[Dataset entries]
+++
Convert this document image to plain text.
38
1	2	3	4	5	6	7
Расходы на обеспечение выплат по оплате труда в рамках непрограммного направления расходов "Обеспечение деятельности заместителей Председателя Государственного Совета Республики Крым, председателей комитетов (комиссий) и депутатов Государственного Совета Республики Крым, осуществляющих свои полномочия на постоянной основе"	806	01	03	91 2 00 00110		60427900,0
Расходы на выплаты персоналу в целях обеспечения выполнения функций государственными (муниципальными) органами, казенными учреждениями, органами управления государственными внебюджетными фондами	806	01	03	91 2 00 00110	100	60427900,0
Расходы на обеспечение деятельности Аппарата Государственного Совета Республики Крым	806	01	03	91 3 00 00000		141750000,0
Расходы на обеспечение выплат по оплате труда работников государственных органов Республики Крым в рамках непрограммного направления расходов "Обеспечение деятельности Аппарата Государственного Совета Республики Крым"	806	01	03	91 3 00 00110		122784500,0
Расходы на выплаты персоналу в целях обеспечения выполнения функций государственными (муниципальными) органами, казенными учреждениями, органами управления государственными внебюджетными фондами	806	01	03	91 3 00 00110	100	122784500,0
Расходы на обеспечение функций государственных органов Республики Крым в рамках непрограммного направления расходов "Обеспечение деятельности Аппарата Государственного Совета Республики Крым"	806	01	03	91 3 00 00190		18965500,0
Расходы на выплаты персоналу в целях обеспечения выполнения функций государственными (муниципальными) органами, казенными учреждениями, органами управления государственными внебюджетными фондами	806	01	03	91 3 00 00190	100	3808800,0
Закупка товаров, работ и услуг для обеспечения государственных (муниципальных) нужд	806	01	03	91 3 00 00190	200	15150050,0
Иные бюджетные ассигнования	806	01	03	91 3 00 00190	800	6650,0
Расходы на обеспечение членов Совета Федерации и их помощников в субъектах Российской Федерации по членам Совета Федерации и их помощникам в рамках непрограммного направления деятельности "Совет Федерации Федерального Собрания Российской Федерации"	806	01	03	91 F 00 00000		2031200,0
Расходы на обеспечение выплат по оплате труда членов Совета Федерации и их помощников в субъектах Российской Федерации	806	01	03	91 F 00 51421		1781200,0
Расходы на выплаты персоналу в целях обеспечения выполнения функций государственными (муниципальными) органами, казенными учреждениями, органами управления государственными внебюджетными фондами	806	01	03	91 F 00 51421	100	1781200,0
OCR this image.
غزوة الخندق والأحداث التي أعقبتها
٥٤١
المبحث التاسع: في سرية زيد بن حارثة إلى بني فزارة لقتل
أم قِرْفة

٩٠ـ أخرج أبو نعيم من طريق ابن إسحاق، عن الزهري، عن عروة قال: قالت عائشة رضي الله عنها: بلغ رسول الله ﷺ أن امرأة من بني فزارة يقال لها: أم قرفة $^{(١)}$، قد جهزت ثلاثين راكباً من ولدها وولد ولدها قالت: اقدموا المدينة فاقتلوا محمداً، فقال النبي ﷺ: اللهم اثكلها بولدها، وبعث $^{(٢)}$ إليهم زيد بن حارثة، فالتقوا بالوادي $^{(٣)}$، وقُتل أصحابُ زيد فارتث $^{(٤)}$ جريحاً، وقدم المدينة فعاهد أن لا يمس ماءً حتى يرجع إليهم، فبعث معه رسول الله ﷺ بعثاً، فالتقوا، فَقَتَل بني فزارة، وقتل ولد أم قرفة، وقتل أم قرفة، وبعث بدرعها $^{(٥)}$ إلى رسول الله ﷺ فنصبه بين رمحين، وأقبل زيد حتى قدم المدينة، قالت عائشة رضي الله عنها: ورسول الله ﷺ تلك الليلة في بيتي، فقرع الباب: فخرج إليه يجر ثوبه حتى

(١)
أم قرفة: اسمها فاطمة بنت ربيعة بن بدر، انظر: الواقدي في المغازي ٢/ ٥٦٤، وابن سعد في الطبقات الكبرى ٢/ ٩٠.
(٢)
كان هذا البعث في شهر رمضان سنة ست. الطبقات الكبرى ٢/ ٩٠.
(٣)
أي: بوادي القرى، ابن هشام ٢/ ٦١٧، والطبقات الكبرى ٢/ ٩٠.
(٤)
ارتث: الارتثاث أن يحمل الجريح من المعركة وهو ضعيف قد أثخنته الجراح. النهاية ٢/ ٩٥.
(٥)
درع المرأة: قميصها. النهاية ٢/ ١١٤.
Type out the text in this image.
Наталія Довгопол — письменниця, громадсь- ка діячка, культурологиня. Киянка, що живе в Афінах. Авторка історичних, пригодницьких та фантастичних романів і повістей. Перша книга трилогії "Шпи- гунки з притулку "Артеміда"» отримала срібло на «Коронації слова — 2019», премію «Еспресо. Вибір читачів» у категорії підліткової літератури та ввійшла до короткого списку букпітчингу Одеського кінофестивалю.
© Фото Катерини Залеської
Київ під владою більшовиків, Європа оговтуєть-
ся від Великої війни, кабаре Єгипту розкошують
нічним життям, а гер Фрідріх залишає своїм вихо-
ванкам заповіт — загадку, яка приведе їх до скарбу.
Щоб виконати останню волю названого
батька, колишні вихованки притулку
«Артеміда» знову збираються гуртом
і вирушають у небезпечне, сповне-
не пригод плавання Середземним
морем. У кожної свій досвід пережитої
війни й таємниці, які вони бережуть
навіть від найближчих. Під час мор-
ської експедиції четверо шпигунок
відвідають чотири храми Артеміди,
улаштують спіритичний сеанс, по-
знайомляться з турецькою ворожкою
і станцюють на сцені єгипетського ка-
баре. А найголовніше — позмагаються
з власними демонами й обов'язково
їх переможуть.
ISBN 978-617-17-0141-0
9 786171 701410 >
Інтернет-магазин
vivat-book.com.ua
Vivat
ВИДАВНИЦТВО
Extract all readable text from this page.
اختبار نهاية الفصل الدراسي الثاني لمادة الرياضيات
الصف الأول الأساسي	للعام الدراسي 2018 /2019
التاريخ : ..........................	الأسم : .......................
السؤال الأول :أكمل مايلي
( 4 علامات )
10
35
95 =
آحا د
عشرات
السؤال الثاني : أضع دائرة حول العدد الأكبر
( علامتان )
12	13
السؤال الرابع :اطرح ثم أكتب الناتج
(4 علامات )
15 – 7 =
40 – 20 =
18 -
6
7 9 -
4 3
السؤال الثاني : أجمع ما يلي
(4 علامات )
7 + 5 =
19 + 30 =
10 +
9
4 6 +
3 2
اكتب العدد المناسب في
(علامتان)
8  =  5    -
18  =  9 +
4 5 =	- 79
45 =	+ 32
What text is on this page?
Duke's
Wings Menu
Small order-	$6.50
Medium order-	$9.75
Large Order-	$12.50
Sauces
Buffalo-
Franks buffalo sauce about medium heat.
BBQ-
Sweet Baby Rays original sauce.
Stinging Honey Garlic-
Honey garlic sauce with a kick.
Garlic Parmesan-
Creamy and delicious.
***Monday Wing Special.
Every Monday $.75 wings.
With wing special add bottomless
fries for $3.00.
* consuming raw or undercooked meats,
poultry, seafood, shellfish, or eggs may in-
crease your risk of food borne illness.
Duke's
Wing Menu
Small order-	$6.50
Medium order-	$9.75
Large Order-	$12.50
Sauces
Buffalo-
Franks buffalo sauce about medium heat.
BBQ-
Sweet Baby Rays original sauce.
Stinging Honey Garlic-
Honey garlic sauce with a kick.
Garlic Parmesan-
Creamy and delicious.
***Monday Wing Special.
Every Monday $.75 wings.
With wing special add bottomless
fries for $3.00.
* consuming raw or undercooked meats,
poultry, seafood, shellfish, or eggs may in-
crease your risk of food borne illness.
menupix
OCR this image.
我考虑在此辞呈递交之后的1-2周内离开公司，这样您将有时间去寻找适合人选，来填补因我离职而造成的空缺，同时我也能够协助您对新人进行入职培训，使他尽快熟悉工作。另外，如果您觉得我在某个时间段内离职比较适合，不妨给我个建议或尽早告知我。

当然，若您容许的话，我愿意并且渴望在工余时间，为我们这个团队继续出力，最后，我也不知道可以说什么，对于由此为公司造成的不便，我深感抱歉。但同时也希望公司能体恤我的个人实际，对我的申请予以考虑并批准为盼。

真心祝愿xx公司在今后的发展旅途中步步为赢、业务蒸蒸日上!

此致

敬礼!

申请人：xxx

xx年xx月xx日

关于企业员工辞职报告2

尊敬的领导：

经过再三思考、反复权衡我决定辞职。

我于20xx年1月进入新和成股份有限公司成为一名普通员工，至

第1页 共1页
+++
Exercise objective:
Copy exactly the lines from the one containing "What text is on this page?" through the last line of the records, both included, and nothing else.

Task response:
What text is on this page?
Duke's
Wings Menu
Small order-	$6.50
Medium order-	$9.75
Large Order-	$12.50
Sauces
Buffalo-
Franks buffalo sauce about medium heat.
BBQ-
Sweet Baby Rays original sauce.
Stinging Honey Garlic-
Honey garlic sauce with a kick.
Garlic Parmesan-
Creamy and delicious.
***Monday Wing Special.
Every Monday $.75 wings.
With wing special add bottomless
fries for $3.00.
* consuming raw or undercooked meats,
poultry, seafood, shellfish, or eggs may in-
crease your risk of food borne illness.
Duke's
Wing Menu
Small order-	$6.50
Medium order-	$9.75
Large Order-	$12.50
Sauces
Buffalo-
Franks buffalo sauce about medium heat.
BBQ-
Sweet Baby Rays original sauce.
Stinging Honey Garlic-
Honey garlic sauce with a kick.
Garlic Parmesan-
Creamy and delicious.
***Monday Wing Special.
Every Monday $.75 wings.
With wing special add bottomless
fries for $3.00.
* consuming raw or undercooked meats,
poultry, seafood, shellfish, or eggs may in-
crease your risk of food borne illness.
menupix
OCR this image.
我考虑在此辞呈递交之后的1-2周内离开公司，这样您将有时间去寻找适合人选，来填补因我离职而造成的空缺，同时我也能够协助您对新人进行入职培训，使他尽快熟悉工作。另外，如果您觉得我在某个时间段内离职比较适合，不妨给我个建议或尽早告知我。

当然，若您容许的话，我愿意并且渴望在工余时间，为我们这个团队继续出力，最后，我也不知道可以说什么，对于由此为公司造成的不便，我深感抱歉。但同时也希望公司能体恤我的个人实际，对我的申请予以考虑并批准为盼。

真心祝愿xx公司在今后的发展旅途中步步为赢、业务蒸蒸日上!

此致

敬礼!

申请人：xxx

xx年xx月xx日

关于企业员工辞职报告2

尊敬的领导：

经过再三思考、反复权衡我决定辞职。

我于20xx年1月进入新和成股份有限公司成为一名普通员工，至

第1页 共1页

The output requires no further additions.